#### Stated task:
Using the records below, locate all lines containing "списке" and return them.

#### Material to process:
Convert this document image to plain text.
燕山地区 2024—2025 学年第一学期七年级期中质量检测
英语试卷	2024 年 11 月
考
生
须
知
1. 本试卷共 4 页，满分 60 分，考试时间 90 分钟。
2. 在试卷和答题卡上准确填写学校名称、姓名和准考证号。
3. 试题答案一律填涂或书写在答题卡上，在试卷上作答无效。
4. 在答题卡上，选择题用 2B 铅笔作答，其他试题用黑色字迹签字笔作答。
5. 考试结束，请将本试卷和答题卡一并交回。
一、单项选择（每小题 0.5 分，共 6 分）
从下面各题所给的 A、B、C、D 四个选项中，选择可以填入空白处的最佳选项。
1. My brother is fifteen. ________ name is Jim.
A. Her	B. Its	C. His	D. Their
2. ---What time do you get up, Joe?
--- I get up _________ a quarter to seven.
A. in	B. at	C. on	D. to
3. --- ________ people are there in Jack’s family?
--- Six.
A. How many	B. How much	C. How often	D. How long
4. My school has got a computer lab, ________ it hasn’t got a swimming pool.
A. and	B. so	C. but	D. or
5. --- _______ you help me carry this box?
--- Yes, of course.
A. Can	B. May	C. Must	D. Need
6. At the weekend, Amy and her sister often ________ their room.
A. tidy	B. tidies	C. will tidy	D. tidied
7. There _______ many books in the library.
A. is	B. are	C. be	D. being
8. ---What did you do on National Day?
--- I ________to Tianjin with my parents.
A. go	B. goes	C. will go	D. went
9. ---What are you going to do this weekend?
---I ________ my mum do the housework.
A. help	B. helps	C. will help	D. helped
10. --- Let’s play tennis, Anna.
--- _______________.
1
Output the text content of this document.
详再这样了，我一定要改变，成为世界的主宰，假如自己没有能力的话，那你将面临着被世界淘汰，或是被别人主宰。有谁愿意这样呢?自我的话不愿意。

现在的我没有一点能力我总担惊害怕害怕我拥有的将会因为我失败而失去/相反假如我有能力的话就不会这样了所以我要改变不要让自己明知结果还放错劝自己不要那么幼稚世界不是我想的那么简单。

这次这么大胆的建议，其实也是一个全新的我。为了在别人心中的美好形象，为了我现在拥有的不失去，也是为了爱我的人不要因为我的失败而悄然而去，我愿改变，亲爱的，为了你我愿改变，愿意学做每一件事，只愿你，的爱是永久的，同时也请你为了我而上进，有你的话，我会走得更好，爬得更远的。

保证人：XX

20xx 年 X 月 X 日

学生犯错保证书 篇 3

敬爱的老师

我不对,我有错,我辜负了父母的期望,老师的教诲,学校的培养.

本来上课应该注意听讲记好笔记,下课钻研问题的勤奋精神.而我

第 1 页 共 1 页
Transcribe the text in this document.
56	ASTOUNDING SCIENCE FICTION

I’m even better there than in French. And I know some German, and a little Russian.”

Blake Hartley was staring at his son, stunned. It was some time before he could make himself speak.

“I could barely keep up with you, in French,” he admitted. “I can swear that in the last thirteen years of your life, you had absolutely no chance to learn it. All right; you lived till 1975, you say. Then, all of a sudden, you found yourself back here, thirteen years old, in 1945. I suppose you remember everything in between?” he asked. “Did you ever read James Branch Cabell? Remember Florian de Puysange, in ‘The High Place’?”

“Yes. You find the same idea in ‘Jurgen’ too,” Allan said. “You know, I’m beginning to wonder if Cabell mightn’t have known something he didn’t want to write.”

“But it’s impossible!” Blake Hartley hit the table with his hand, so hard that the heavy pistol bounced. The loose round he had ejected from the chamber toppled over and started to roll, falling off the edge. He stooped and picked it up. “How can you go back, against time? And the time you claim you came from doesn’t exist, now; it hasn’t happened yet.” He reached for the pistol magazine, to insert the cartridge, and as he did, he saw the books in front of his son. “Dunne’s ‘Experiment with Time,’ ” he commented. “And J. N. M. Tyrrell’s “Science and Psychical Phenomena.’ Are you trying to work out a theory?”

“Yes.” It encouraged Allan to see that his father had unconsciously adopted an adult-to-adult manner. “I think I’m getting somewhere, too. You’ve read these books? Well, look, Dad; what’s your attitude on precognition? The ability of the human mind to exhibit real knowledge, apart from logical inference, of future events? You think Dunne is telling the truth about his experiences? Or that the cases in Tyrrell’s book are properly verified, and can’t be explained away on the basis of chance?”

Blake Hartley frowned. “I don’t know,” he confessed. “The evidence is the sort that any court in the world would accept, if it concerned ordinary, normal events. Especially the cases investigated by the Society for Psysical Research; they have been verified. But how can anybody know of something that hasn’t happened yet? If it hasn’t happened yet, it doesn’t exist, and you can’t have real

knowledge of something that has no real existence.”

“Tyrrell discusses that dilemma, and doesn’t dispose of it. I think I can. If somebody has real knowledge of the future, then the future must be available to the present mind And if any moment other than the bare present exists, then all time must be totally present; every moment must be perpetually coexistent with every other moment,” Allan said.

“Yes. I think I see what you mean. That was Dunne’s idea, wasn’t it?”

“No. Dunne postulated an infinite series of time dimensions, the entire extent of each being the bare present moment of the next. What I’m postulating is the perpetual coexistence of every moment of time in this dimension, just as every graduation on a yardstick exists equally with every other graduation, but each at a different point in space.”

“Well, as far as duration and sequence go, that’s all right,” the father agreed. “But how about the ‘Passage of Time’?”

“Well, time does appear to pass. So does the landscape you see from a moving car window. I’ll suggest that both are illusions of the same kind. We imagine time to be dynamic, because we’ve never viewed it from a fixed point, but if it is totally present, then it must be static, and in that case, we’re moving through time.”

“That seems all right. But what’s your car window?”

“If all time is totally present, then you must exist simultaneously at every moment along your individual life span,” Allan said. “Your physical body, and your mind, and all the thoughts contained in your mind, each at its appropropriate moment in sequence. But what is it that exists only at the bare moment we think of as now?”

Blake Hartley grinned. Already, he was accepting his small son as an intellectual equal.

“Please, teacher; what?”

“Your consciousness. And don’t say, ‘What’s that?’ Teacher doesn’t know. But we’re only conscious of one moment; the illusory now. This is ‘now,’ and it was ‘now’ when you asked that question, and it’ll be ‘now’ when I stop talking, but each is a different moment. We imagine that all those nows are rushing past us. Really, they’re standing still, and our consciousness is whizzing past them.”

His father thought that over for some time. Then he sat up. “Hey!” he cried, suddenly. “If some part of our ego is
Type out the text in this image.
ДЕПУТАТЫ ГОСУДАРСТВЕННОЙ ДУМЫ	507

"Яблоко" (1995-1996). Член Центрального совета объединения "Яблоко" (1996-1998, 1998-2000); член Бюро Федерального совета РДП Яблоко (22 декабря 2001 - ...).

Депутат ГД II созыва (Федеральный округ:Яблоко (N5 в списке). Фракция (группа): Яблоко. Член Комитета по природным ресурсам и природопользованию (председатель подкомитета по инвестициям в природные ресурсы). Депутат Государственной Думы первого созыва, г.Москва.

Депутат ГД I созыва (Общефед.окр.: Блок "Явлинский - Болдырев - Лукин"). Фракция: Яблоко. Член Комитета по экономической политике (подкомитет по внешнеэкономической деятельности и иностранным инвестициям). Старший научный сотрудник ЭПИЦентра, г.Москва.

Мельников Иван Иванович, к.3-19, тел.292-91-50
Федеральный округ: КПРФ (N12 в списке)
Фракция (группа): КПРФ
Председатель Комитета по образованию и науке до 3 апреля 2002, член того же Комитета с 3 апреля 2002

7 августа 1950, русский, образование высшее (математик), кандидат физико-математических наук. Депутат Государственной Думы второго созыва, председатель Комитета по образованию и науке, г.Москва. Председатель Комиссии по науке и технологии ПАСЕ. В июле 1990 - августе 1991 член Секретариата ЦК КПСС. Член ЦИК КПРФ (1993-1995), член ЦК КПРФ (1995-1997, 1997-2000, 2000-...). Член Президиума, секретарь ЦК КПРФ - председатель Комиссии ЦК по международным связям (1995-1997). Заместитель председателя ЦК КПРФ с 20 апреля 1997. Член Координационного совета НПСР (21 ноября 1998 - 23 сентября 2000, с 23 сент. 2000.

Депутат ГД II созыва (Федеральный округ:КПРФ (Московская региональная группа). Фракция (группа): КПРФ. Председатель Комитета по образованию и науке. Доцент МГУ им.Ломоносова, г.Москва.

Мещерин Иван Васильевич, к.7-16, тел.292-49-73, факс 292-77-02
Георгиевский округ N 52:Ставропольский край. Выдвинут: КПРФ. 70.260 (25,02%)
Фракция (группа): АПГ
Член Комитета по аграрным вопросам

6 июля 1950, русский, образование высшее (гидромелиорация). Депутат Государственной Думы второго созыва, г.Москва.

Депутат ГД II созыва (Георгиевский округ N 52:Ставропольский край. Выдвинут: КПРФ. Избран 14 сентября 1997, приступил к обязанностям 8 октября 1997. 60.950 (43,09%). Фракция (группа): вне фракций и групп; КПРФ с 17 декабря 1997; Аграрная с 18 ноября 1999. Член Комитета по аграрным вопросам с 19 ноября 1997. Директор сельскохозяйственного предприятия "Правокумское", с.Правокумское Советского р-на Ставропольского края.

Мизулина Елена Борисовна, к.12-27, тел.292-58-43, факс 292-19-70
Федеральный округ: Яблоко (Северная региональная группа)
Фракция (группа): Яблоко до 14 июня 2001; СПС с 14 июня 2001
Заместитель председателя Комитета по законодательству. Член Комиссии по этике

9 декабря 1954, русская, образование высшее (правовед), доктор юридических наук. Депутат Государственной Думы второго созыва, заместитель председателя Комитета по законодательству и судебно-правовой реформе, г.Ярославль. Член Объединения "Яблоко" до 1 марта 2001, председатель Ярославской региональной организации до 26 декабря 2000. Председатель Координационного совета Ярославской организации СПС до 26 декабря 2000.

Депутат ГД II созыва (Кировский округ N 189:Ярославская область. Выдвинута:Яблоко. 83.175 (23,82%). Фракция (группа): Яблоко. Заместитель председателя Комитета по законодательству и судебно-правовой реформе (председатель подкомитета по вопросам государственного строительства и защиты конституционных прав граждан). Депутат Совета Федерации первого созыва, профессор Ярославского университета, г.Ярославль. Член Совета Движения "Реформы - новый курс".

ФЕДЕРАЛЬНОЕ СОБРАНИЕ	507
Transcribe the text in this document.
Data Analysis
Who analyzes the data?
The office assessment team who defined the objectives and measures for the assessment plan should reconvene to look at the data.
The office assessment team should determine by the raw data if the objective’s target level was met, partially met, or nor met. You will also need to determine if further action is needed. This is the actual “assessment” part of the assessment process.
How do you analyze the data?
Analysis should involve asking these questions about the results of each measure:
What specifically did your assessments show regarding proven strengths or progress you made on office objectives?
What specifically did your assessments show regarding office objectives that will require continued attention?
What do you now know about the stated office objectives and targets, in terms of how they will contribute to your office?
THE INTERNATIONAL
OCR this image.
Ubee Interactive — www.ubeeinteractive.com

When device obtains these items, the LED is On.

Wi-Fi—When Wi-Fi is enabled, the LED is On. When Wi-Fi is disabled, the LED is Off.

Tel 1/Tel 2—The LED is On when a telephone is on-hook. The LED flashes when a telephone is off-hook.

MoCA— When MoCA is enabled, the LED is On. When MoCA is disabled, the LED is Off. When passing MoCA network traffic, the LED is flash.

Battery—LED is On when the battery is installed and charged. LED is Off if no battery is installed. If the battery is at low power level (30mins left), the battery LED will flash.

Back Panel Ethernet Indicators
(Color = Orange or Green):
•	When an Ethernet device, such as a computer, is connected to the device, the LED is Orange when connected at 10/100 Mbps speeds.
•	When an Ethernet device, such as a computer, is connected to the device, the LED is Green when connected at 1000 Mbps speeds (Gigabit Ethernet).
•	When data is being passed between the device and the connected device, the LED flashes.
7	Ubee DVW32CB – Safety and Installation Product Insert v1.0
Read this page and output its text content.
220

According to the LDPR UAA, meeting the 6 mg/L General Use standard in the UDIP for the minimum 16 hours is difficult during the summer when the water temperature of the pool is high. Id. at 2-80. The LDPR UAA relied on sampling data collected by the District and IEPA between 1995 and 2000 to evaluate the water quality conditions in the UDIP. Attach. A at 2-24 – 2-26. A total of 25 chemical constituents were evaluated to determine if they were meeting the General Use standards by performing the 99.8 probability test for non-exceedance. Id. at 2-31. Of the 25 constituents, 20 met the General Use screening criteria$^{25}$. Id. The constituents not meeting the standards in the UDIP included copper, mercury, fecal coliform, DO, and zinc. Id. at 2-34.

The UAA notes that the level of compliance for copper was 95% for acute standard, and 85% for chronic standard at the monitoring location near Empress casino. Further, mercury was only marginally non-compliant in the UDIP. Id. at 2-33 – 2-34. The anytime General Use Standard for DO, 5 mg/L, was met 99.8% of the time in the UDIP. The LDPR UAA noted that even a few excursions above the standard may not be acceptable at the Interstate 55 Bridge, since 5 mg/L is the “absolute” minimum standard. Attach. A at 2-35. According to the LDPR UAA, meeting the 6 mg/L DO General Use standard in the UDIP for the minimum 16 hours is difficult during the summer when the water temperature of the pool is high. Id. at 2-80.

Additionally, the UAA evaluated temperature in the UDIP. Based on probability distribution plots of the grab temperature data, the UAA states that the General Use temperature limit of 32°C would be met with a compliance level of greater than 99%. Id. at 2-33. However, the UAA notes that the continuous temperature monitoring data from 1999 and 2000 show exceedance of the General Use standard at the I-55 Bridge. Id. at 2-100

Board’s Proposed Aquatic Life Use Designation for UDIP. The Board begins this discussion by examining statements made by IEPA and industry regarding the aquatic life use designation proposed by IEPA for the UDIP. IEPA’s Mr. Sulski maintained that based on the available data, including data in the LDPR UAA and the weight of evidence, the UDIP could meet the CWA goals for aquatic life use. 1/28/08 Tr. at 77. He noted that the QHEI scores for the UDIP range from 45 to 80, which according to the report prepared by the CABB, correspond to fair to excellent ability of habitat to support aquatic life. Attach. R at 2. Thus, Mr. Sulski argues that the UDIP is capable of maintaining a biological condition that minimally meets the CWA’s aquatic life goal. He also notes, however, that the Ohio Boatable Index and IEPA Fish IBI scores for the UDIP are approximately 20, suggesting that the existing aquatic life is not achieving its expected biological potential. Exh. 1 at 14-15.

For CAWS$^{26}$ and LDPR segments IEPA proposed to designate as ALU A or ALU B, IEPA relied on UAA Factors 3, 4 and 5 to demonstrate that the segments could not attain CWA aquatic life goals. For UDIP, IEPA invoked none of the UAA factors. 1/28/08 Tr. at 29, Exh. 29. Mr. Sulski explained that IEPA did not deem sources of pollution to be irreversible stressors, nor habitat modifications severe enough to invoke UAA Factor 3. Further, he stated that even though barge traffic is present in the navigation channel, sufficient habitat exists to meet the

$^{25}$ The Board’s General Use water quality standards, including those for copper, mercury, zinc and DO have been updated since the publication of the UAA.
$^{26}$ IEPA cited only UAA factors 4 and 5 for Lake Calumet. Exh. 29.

#### Solution for this task:
Депутат ГД II созыва (Федеральный округ:Яблоко (N5 в списке). Фракция (группа): Яблоко. Член Комитета по природным ресурсам и природопользованию (председатель подкомитета по инвестициям в природные ресурсы). Депутат Государственной Думы первого созыва, г.Москва.
Федеральный округ: КПРФ (N12 в списке)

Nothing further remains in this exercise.